--- Begin GIVEN RECORDS ---

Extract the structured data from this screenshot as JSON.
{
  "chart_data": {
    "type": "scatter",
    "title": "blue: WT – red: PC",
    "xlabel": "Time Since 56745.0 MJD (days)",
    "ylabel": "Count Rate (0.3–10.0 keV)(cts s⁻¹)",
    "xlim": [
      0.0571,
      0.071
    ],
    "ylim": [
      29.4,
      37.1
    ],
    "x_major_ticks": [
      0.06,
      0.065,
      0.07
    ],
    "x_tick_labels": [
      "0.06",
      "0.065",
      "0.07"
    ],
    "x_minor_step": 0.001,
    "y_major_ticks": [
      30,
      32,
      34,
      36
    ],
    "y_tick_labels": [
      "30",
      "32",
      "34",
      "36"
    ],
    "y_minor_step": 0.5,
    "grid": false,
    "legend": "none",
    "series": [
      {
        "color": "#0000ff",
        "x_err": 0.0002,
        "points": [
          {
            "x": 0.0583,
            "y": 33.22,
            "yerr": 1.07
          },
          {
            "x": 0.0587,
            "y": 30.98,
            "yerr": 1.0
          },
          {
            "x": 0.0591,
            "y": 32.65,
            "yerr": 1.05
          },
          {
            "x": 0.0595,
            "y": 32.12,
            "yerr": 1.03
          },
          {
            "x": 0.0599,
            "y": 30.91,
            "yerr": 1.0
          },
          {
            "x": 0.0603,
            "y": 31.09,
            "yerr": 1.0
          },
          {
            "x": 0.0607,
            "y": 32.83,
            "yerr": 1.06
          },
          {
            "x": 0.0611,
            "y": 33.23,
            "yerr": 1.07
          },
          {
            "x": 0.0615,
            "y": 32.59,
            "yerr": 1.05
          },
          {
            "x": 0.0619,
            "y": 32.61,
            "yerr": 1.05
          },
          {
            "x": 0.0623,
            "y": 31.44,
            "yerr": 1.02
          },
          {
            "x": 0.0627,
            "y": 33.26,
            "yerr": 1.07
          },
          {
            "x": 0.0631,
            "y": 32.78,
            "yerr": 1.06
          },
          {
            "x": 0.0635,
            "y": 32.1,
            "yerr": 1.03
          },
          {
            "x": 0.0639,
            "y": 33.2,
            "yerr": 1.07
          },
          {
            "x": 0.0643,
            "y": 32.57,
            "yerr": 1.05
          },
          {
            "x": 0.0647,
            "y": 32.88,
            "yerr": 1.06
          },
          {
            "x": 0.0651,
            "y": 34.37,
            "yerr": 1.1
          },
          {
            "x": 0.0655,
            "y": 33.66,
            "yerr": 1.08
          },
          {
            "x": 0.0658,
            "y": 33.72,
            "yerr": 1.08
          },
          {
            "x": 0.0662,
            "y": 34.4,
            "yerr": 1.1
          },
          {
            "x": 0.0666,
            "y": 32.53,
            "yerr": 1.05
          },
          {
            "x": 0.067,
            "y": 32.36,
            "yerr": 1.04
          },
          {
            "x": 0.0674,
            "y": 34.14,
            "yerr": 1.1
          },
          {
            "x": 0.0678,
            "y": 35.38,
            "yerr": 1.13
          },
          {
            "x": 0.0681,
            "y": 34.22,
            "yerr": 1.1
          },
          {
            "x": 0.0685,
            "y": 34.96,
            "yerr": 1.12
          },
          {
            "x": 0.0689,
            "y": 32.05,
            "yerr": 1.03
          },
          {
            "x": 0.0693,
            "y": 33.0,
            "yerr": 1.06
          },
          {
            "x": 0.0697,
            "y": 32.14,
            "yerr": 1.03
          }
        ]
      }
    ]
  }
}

--- End GIVEN RECORDS ---

- [TASK]: Transcribe the material exactly as it reads.

- [EXPECTED OUTPUT]:
Extract the structured data from this screenshot as JSON.
{
  "chart_data": {
    "type": "scatter",
    "title": "blue: WT – red: PC",
    "xlabel": "Time Since 56745.0 MJD (days)",
    "ylabel": "Count Rate (0.3–10.0 keV)(cts s⁻¹)",
    "xlim": [
      0.0571,
      0.071
    ],
    "ylim": [
      29.4,
      37.1
    ],
    "x_major_ticks": [
      0.06,
      0.065,
      0.07
    ],
    "x_tick_labels": [
      "0.06",
      "0.065",
      "0.07"
    ],
    "x_minor_step": 0.001,
    "y_major_ticks": [
      30,
      32,
      34,
      36
    ],
    "y_tick_labels": [
      "30",
      "32",
      "34",
      "36"
    ],
    "y_minor_step": 0.5,
    "grid": false,
    "legend": "none",
    "series": [
      {
        "color": "#0000ff",
        "x_err": 0.0002,
        "points": [
          {
            "x": 0.0583,
            "y": 33.22,
            "yerr": 1.07
          },
          {
            "x": 0.0587,
            "y": 30.98,
            "yerr": 1.0
          },
          {
            "x": 0.0591,
            "y": 32.65,
            "yerr": 1.05
          },
          {
            "x": 0.0595,
            "y": 32.12,
            "yerr": 1.03
          },
          {
            "x": 0.0599,
            "y": 30.91,
            "yerr": 1.0
          },
          {
            "x": 0.0603,
            "y": 31.09,
            "yerr": 1.0
          },
          {
            "x": 0.0607,
            "y": 32.83,
            "yerr": 1.06
          },
          {
            "x": 0.0611,
            "y": 33.23,
            "yerr": 1.07
          },
          {
            "x": 0.0615,
            "y": 32.59,
            "yerr": 1.05
          },
          {
            "x": 0.0619,
            "y": 32.61,
            "yerr": 1.05
          },
          {
            "x": 0.0623,
            "y": 31.44,
            "yerr": 1.02
          },
          {
            "x": 0.0627,
            "y": 33.26,
            "yerr": 1.07
          },
          {
            "x": 0.0631,
            "y": 32.78,
            "yerr": 1.06
          },
          {
            "x": 0.0635,
            "y": 32.1,
            "yerr": 1.03
          },
          {
            "x": 0.0639,
            "y": 33.2,
            "yerr": 1.07
          },
          {
            "x": 0.0643,
            "y": 32.57,
            "yerr": 1.05
          },
          {
            "x": 0.0647,
            "y": 32.88,
            "yerr": 1.06
          },
          {
            "x": 0.0651,
            "y": 34.37,
            "yerr": 1.1
          },
          {
            "x": 0.0655,
            "y": 33.66,
            "yerr": 1.08
          },
          {
            "x": 0.0658,
            "y": 33.72,
            "yerr": 1.08
          },
          {
            "x": 0.0662,
            "y": 34.4,
            "yerr": 1.1
          },
          {
            "x": 0.0666,
            "y": 32.53,
            "yerr": 1.05
          },
          {
            "x": 0.067,
            "y": 32.36,
            "yerr": 1.04
          },
          {
            "x": 0.0674,
            "y": 34.14,
            "yerr": 1.1
          },
          {
            "x": 0.0678,
            "y": 35.38,
            "yerr": 1.13
          },
          {
            "x": 0.0681,
            "y": 34.22,
            "yerr": 1.1
          },
          {
            "x": 0.0685,
            "y": 34.96,
            "yerr": 1.12
          },
          {
            "x": 0.0689,
            "y": 32.05,
            "yerr": 1.03
          },
          {
            "x": 0.0693,
            "y": 33.0,
            "yerr": 1.06
          },
          {
            "x": 0.0697,
            "y": 32.14,
            "yerr": 1.03
          }
        ]
      }
    ]
  }
}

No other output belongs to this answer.